■ SHORT PROBLEM ■
Return every entry exactly.

■ DATA IN THIS EXERCISE ■
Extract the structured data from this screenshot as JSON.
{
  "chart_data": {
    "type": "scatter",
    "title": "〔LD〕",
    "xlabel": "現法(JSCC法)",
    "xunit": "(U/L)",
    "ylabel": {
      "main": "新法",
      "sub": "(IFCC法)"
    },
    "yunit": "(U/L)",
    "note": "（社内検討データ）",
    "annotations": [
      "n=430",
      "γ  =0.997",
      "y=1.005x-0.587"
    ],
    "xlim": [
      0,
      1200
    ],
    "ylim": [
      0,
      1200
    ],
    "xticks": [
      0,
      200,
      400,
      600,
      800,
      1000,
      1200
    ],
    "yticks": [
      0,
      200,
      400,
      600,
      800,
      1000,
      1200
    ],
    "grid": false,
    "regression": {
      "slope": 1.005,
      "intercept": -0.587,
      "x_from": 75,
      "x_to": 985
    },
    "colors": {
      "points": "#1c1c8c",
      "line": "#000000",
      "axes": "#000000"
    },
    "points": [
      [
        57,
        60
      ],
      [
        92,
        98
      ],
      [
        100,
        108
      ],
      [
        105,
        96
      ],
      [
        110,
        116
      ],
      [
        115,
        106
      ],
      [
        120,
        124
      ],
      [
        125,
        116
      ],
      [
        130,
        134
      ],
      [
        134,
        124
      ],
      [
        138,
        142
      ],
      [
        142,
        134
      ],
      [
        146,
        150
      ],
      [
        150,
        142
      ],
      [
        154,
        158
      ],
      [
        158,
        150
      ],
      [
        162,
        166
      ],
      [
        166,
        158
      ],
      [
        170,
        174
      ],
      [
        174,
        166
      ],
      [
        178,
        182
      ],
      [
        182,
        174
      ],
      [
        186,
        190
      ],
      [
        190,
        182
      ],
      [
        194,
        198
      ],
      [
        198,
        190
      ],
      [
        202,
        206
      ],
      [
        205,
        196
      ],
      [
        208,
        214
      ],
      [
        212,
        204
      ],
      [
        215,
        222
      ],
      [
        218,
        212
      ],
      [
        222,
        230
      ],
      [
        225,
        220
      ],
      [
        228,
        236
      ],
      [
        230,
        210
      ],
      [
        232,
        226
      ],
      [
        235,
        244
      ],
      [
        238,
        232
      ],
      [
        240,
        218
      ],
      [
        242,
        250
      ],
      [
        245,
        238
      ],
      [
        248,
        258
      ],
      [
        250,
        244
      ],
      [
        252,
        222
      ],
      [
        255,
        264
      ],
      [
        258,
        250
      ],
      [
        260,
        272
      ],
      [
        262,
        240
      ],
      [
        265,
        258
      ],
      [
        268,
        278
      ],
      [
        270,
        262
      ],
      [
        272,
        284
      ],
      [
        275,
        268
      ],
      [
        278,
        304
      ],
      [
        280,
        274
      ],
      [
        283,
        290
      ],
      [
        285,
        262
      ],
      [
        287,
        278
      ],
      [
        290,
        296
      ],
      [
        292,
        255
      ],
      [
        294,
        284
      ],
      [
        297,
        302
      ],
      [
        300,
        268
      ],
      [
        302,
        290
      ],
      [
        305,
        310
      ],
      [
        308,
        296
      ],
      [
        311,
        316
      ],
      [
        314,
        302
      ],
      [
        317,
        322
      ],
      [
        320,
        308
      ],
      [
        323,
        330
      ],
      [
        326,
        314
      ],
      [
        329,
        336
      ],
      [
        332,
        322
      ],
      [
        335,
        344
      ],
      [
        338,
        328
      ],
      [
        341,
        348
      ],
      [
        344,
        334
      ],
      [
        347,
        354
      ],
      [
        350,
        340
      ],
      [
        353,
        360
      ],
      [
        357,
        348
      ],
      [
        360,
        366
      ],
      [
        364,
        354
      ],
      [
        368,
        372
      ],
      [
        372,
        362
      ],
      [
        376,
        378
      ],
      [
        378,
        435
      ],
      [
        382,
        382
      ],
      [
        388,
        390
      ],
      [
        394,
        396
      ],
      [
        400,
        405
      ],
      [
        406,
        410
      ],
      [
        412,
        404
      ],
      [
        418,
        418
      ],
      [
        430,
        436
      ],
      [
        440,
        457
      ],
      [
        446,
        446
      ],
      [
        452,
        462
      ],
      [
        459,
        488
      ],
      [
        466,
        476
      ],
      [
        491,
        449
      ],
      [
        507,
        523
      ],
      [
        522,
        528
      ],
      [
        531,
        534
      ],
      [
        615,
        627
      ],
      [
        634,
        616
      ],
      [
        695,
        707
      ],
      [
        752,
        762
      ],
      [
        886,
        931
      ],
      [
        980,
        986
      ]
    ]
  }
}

■ TASK RESPONSE ■
Extract the structured data from this screenshot as JSON.
{
  "chart_data": {
    "type": "scatter",
    "title": "〔LD〕",
    "xlabel": "現法(JSCC法)",
    "xunit": "(U/L)",
    "ylabel": {
      "main": "新法",
      "sub": "(IFCC法)"
    },
    "yunit": "(U/L)",
    "note": "（社内検討データ）",
    "annotations": [
      "n=430",
      "γ  =0.997",
      "y=1.005x-0.587"
    ],
    "xlim": [
      0,
      1200
    ],
    "ylim": [
      0,
      1200
    ],
    "xticks": [
      0,
      200,
      400,
      600,
      800,
      1000,
      1200
    ],
    "yticks": [
      0,
      200,
      400,
      600,
      800,
      1000,
      1200
    ],
    "grid": false,
    "regression": {
      "slope": 1.005,
      "intercept": -0.587,
      "x_from": 75,
      "x_to": 985
    },
    "colors": {
      "points": "#1c1c8c",
      "line": "#000000",
      "axes": "#000000"
    },
    "points": [
      [
        57,
        60
      ],
      [
        92,
        98
      ],
      [
        100,
        108
      ],
      [
        105,
        96
      ],
      [
        110,
        116
      ],
      [
        115,
        106
      ],
      [
        120,
        124
      ],
      [
        125,
        116
      ],
      [
        130,
        134
      ],
      [
        134,
        124
      ],
      [
        138,
        142
      ],
      [
        142,
        134
      ],
      [
        146,
        150
      ],
      [
        150,
        142
      ],
      [
        154,
        158
      ],
      [
        158,
        150
      ],
      [
        162,
        166
      ],
      [
        166,
        158
      ],
      [
        170,
        174
      ],
      [
        174,
        166
      ],
      [
        178,
        182
      ],
      [
        182,
        174
      ],
      [
        186,
        190
      ],
      [
        190,
        182
      ],
      [
        194,
        198
      ],
      [
        198,
        190
      ],
      [
        202,
        206
      ],
      [
        205,
        196
      ],
      [
        208,
        214
      ],
      [
        212,
        204
      ],
      [
        215,
        222
      ],
      [
        218,
        212
      ],
      [
        222,
        230
      ],
      [
        225,
        220
      ],
      [
        228,
        236
      ],
      [
        230,
        210
      ],
      [
        232,
        226
      ],
      [
        235,
        244
      ],
      [
        238,
        232
      ],
      [
        240,
        218
      ],
      [
        242,
        250
      ],
      [
        245,
        238
      ],
      [
        248,
        258
      ],
      [
        250,
        244
      ],
      [
        252,
        222
      ],
      [
        255,
        264
      ],
      [
        258,
        250
      ],
      [
        260,
        272
      ],
      [
        262,
        240
      ],
      [
        265,
        258
      ],
      [
        268,
        278
      ],
      [
        270,
        262
      ],
      [
        272,
        284
      ],
      [
        275,
        268
      ],
      [
        278,
        304
      ],
      [
        280,
        274
      ],
      [
        283,
        290
      ],
      [
        285,
        262
      ],
      [
        287,
        278
      ],
      [
        290,
        296
      ],
      [
        292,
        255
      ],
      [
        294,
        284
      ],
      [
        297,
        302
      ],
      [
        300,
        268
      ],
      [
        302,
        290
      ],
      [
        305,
        310
      ],
      [
        308,
        296
      ],
      [
        311,
        316
      ],
      [
        314,
        302
      ],
      [
        317,
        322
      ],
      [
        320,
        308
      ],
      [
        323,
        330
      ],
      [
        326,
        314
      ],
      [
        329,
        336
      ],
      [
        332,
        322
      ],
      [
        335,
        344
      ],
      [
        338,
        328
      ],
      [
        341,
        348
      ],
      [
        344,
        334
      ],
      [
        347,
        354
      ],
      [
        350,
        340
      ],
      [
        353,
        360
      ],
      [
        357,
        348
      ],
      [
        360,
        366
      ],
      [
        364,
        354
      ],
      [
        368,
        372
      ],
      [
        372,
        362
      ],
      [
        376,
        378
      ],
      [
        378,
        435
      ],
      [
        382,
        382
      ],
      [
        388,
        390
      ],
      [
        394,
        396
      ],
      [
        400,
        405
      ],
      [
        406,
        410
      ],
      [
        412,
        404
      ],
      [
        418,
        418
      ],
      [
        430,
        436
      ],
      [
        440,
        457
      ],
      [
        446,
        446
      ],
      [
        452,
        462
      ],
      [
        459,
        488
      ],
      [
        466,
        476
      ],
      [
        491,
        449
      ],
      [
        507,
        523
      ],
      [
        522,
        528
      ],
      [
        531,
        534
      ],
      [
        615,
        627
      ],
      [
        634,
        616
      ],
      [
        695,
        707
      ],
      [
        752,
        762
      ],
      [
        886,
        931
      ],
      [
        980,
        986
      ]
    ]
  }
}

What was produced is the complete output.